#### [WHAT NEEDS TO BE DONE]
Copy out lines with the word "xlabel" from the material that follows.

#### [EXERCISE INPUTS]
# # #

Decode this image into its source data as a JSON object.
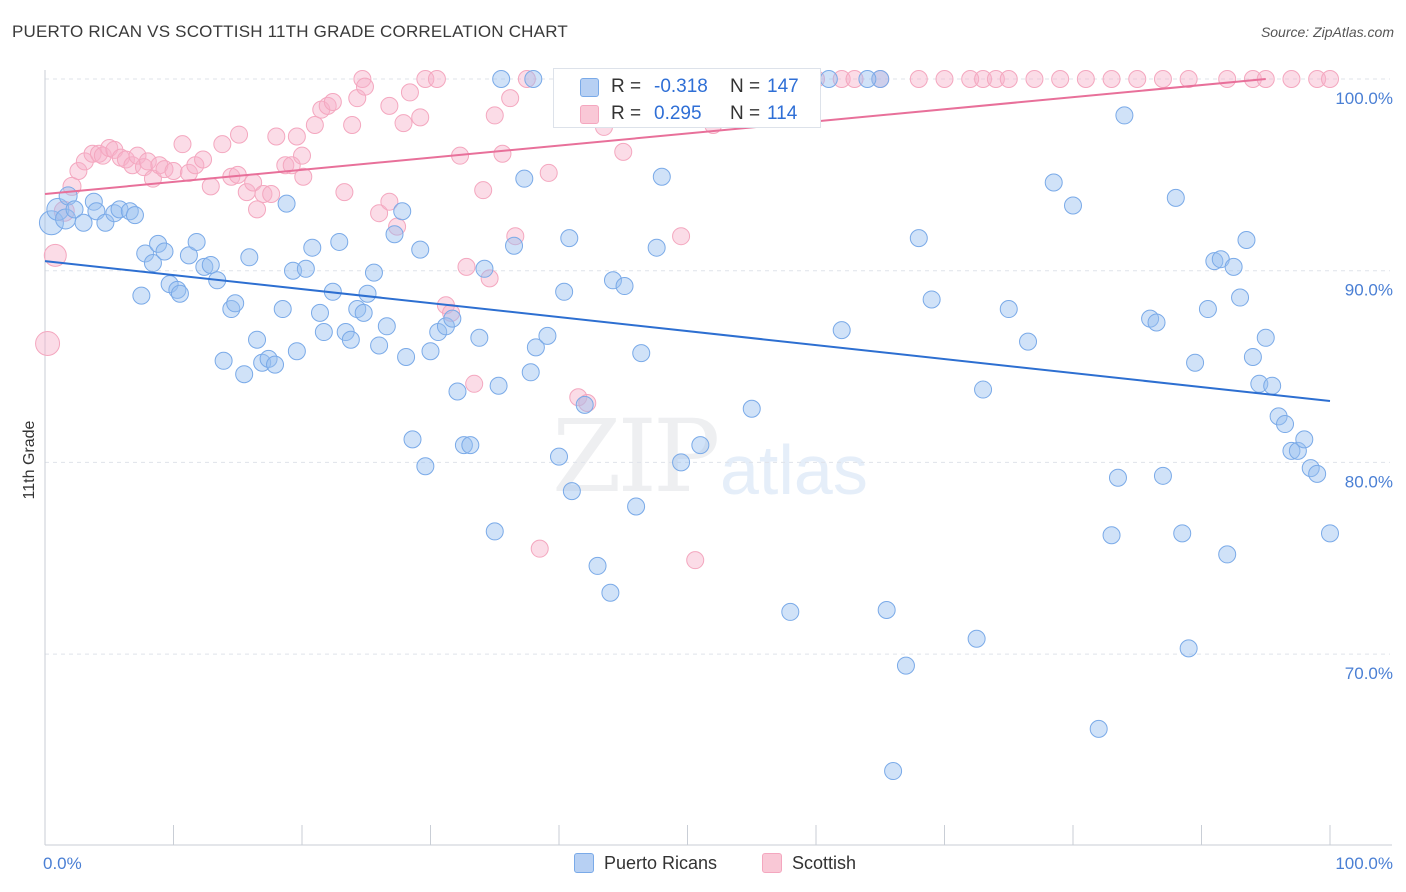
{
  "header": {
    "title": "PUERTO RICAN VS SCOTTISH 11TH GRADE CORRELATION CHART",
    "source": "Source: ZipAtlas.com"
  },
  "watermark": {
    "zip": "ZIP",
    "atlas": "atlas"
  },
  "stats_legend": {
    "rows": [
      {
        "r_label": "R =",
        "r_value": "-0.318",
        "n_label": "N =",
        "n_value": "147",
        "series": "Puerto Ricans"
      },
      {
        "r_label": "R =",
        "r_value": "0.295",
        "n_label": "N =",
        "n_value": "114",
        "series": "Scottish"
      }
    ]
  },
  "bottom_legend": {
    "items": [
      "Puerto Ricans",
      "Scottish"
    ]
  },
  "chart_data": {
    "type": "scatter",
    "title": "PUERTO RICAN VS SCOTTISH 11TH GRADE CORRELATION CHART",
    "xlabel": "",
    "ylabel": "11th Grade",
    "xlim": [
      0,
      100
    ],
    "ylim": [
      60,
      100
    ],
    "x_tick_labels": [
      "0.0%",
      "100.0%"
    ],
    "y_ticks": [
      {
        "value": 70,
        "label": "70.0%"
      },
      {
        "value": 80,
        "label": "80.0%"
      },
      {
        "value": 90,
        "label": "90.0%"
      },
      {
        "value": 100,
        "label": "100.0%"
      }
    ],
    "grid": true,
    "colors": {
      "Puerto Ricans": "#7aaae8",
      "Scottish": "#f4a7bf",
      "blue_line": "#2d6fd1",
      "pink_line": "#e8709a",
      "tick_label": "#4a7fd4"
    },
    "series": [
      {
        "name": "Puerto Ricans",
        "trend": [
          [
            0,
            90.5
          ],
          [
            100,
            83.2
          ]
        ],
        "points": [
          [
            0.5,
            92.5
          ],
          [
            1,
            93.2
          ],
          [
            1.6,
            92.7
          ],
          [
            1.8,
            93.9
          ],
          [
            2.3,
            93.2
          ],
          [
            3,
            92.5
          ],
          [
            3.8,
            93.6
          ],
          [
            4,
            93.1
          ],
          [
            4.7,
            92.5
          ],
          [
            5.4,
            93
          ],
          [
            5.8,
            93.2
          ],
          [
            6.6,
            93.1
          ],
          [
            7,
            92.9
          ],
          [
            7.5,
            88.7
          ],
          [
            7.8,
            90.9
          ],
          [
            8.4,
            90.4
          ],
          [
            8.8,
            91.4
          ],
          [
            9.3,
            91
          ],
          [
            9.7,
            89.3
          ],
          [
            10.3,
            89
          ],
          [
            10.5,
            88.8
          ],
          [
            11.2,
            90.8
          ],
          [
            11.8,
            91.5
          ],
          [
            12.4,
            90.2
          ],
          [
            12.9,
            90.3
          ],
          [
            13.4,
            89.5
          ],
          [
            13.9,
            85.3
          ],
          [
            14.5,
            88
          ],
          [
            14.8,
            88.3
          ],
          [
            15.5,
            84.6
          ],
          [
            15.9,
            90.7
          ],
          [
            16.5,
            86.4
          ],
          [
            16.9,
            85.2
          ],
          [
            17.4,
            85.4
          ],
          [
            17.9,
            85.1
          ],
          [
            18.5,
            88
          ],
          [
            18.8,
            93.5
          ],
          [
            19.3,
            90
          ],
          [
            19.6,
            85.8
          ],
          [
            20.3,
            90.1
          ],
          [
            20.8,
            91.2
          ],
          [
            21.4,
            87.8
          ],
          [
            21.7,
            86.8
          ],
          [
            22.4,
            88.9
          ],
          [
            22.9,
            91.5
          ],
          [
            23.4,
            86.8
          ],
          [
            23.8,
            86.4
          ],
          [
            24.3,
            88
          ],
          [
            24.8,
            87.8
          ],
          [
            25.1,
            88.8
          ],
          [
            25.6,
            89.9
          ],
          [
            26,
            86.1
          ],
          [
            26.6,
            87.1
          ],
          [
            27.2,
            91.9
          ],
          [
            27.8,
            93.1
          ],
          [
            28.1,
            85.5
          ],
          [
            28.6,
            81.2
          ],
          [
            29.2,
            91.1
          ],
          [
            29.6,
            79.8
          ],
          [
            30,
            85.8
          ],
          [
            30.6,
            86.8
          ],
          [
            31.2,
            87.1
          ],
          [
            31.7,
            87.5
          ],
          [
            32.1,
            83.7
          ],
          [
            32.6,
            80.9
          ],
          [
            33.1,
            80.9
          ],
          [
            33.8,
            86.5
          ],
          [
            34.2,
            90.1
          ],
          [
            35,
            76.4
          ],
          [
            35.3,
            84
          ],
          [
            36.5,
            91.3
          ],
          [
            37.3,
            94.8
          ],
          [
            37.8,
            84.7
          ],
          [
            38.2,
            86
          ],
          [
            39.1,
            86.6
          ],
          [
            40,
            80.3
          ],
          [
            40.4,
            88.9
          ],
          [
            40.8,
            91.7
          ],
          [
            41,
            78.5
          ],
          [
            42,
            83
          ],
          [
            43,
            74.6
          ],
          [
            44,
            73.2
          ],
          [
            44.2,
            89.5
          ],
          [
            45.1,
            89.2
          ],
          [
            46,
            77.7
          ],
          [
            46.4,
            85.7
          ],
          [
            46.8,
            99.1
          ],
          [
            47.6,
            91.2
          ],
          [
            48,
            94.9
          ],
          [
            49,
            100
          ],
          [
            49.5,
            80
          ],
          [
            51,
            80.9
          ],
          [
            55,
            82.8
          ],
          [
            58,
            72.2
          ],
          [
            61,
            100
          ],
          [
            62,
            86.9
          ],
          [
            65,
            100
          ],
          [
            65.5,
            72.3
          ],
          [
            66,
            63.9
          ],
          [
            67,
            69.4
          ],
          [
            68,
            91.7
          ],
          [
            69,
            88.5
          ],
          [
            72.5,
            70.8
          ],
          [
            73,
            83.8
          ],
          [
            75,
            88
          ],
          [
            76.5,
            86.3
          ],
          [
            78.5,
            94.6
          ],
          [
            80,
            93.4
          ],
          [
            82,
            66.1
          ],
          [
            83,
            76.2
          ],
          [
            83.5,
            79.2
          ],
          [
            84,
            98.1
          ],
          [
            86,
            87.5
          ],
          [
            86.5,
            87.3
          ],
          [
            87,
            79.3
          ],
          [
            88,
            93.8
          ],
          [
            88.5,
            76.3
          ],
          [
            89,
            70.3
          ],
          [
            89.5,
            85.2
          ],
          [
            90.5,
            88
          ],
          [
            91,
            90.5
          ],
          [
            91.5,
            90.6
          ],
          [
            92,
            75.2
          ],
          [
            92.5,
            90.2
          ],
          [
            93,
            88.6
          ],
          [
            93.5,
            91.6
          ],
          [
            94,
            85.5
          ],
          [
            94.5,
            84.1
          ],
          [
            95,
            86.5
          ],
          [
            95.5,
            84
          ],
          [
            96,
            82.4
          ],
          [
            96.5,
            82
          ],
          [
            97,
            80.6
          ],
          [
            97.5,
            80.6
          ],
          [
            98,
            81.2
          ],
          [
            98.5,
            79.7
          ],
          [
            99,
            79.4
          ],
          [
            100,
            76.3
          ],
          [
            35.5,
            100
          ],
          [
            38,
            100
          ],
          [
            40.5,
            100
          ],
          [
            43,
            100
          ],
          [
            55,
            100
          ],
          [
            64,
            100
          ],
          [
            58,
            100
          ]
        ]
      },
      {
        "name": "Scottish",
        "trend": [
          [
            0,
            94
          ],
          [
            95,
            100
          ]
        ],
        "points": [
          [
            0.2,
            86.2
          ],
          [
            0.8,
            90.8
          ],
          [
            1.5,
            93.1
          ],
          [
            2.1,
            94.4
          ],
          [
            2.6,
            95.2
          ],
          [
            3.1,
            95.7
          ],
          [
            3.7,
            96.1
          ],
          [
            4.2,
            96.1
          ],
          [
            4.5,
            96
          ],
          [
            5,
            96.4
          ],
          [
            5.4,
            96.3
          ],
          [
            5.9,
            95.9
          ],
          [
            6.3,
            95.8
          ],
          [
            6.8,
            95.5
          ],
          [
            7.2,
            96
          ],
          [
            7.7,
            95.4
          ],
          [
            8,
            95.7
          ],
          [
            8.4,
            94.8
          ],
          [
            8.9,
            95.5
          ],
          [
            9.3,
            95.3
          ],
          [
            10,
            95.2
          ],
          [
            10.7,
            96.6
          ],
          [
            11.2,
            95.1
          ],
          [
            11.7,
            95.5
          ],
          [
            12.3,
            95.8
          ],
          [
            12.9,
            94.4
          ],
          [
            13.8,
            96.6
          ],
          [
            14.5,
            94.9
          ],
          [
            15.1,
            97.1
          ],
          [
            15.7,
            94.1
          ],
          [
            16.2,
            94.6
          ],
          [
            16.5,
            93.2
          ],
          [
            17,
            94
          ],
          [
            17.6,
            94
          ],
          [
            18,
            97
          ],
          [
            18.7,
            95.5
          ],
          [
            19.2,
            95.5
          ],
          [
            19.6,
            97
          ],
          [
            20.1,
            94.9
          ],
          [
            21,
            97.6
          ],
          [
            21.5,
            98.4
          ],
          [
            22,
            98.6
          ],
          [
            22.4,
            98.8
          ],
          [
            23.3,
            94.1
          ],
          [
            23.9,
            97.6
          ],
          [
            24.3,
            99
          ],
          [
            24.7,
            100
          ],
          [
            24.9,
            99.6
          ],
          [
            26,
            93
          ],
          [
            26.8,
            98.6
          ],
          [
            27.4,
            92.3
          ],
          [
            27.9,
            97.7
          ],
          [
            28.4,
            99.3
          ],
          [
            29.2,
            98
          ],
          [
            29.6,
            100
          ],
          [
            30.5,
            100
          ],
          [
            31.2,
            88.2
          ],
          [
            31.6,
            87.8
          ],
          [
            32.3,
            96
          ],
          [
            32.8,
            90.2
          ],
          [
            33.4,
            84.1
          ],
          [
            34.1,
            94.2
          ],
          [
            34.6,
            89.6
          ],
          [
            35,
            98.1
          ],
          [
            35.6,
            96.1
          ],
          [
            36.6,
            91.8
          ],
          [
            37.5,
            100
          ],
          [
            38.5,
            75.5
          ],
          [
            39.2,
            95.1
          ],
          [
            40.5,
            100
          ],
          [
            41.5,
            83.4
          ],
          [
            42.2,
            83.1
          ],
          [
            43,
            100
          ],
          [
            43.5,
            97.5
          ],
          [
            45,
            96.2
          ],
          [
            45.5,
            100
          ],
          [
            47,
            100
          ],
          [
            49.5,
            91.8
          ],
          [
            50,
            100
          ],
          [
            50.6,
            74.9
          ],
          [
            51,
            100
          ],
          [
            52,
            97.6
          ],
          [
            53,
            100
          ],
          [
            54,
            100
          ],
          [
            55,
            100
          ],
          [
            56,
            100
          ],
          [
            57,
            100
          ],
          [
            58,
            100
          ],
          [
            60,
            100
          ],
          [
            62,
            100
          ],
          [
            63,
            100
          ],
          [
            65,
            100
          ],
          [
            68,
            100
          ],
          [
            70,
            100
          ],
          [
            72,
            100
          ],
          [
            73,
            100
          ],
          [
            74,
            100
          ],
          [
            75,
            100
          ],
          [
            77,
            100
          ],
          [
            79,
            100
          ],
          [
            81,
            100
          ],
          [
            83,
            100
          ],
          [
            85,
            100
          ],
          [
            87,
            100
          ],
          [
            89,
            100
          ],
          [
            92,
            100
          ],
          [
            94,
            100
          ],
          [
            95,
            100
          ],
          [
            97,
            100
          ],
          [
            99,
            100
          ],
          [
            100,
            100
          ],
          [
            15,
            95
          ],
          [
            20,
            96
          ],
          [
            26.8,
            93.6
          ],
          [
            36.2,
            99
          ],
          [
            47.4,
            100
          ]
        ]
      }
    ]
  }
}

# # #

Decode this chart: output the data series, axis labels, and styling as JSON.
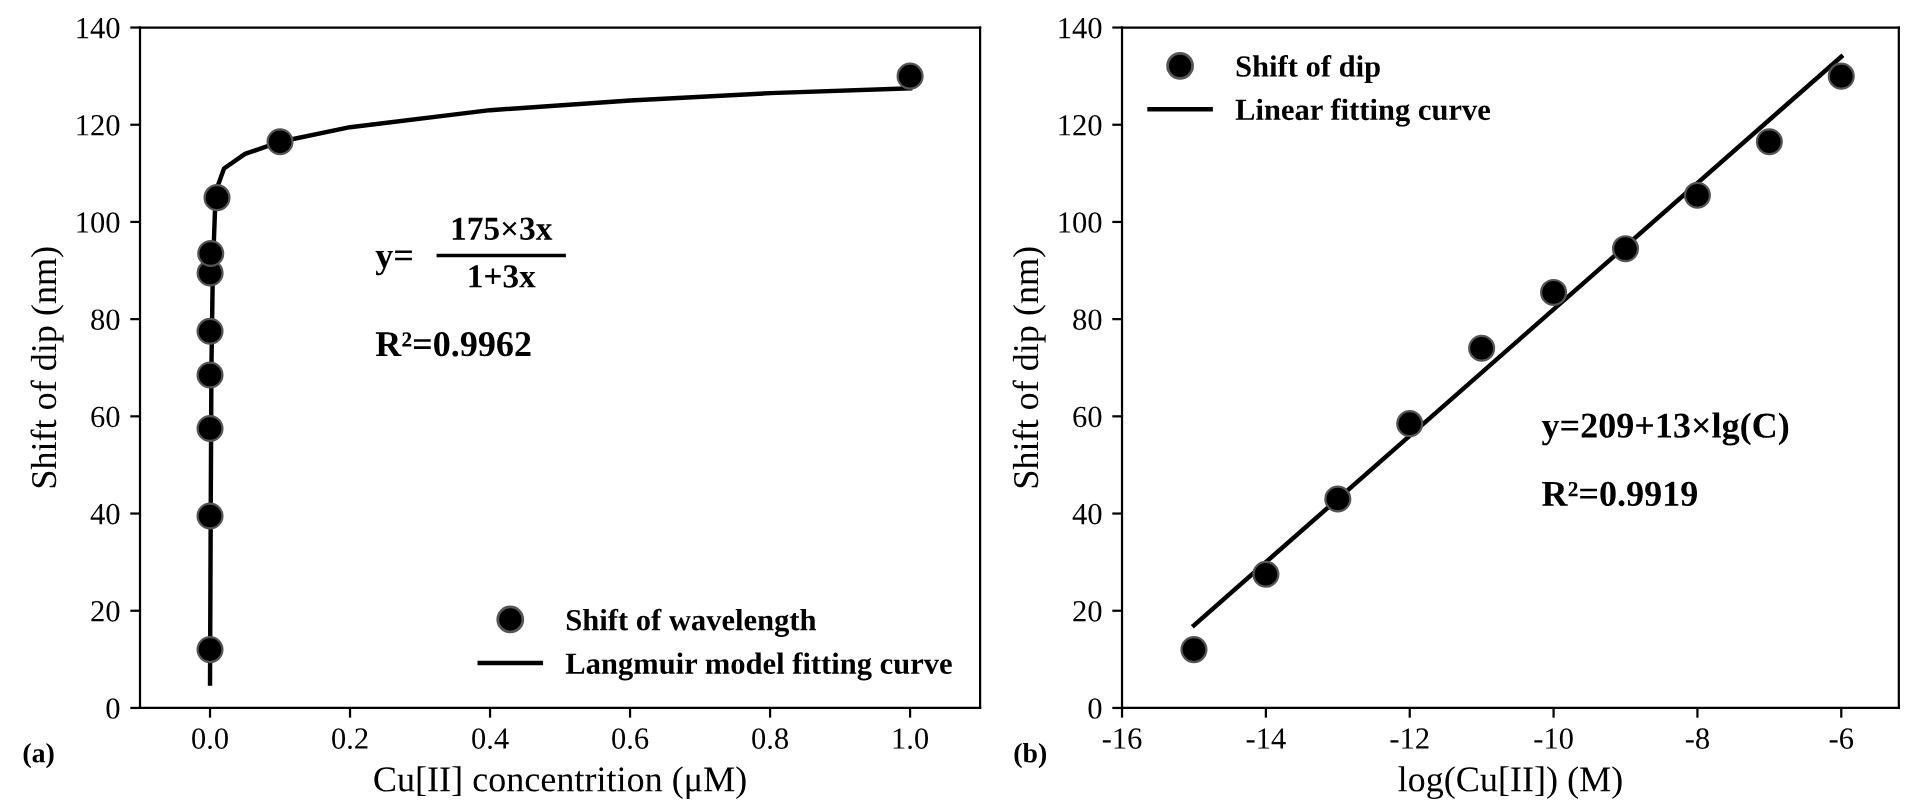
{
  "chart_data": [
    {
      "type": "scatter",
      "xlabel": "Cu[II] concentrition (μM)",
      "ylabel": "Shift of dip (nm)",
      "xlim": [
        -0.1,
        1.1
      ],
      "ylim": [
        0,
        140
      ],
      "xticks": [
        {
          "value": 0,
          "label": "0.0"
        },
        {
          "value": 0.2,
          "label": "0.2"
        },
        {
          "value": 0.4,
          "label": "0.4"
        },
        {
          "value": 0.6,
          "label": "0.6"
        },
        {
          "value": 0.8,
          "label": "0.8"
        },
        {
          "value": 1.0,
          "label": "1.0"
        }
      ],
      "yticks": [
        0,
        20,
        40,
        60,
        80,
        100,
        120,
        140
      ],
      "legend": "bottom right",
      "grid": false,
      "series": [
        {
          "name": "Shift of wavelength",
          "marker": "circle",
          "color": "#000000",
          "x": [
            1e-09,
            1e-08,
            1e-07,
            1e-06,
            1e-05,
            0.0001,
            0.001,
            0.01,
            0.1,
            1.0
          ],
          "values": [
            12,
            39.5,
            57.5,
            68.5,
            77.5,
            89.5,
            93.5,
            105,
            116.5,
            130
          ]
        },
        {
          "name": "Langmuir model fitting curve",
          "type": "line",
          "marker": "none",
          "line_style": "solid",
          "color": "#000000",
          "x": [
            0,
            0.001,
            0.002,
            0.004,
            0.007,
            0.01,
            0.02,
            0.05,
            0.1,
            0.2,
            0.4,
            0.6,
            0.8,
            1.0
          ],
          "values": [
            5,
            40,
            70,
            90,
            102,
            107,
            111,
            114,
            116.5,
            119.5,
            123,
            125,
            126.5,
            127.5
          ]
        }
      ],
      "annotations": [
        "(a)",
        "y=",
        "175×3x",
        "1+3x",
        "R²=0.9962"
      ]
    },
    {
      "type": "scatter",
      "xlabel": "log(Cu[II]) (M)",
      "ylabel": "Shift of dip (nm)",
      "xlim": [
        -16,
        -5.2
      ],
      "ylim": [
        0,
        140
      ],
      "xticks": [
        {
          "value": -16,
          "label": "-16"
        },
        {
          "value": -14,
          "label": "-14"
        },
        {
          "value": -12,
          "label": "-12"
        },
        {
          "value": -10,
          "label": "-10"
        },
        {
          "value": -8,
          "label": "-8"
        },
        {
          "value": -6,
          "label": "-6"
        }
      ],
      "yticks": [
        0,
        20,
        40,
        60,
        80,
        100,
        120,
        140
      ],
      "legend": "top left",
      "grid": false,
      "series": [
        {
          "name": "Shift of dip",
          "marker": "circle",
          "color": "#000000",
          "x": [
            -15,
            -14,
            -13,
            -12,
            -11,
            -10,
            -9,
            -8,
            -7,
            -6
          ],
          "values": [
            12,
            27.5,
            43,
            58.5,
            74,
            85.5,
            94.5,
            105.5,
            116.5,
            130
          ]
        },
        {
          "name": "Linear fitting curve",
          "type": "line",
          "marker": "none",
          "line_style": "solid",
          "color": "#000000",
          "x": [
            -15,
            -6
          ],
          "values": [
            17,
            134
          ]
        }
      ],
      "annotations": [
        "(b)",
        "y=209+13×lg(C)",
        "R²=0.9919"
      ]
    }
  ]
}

# # #

#### [ANSWER IN FULL]
    "xlabel": "",
      "xlabel": "Cu[II] concentrition (μM)",
      "xlabel": "log(Cu[II]) (M)",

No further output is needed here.